* [Source data]:
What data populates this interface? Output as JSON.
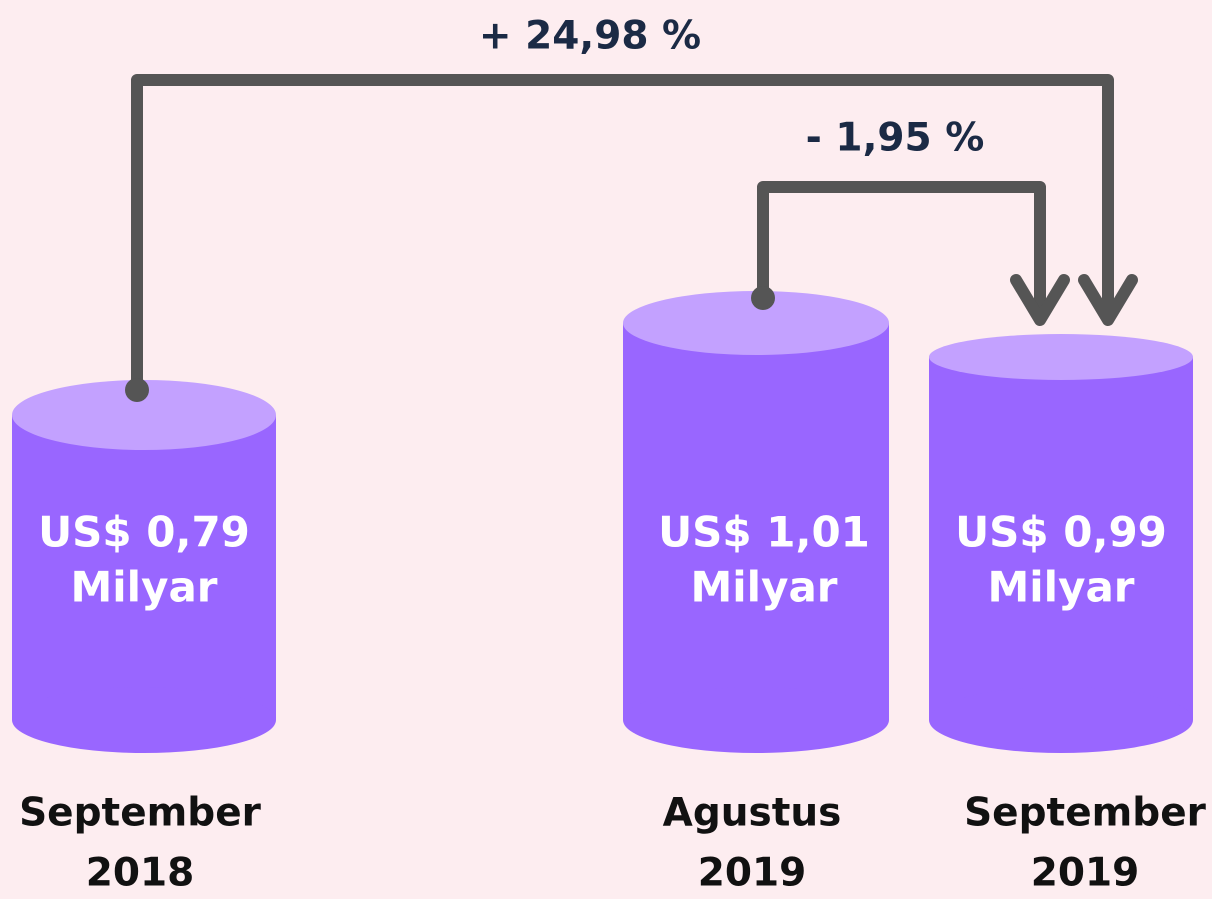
{
  "changes": [
    "+ 24,98 %",
    "- 1,95 %"
  ],
  "items": [
    {
      "value": [
        "US$ 0,79",
        "Milyar"
      ],
      "period": [
        "September",
        "2018"
      ]
    },
    {
      "value": [
        "US$ 1,01",
        "Milyar"
      ],
      "period": [
        "Agustus",
        "2019"
      ]
    },
    {
      "value": [
        "US$ 0,99",
        "Milyar"
      ],
      "period": [
        "September",
        "2019"
      ]
    }
  ]
}
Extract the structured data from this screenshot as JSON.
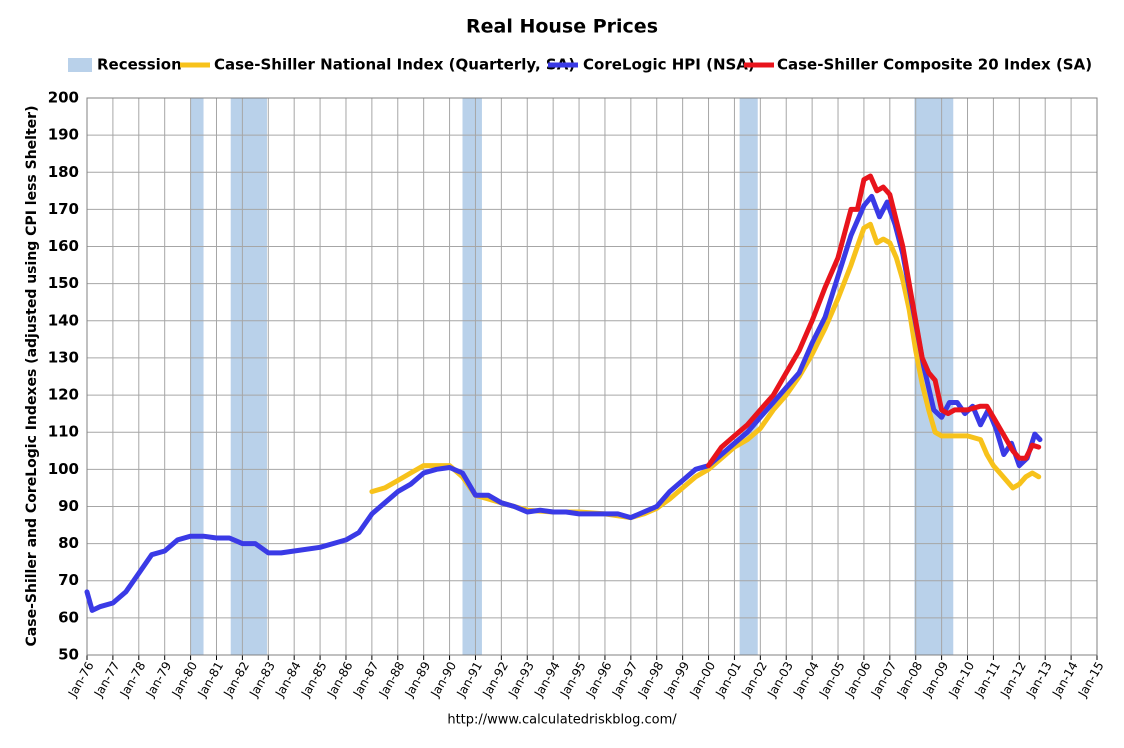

* [What to do]: Repeat the material verbatim. Do not carry over any picture.

* [Response for this exercise]:
What data populates this interface? Output as JSON.
{
  "changes": [
    "+ 24,98 %",
    "- 1,95 %"
  ],
  "items": [
    {
      "value": [
        "US$ 0,79",
        "Milyar"
      ],
      "period": [
        "September",
        "2018"
      ]
    },
    {
      "value": [
        "US$ 1,01",
        "Milyar"
      ],
      "period": [
        "Agustus",
        "2019"
      ]
    },
    {
      "value": [
        "US$ 0,99",
        "Milyar"
      ],
      "period": [
        "September",
        "2019"
      ]
    }
  ]
}
Extract the structured data from this screenshot as JSON.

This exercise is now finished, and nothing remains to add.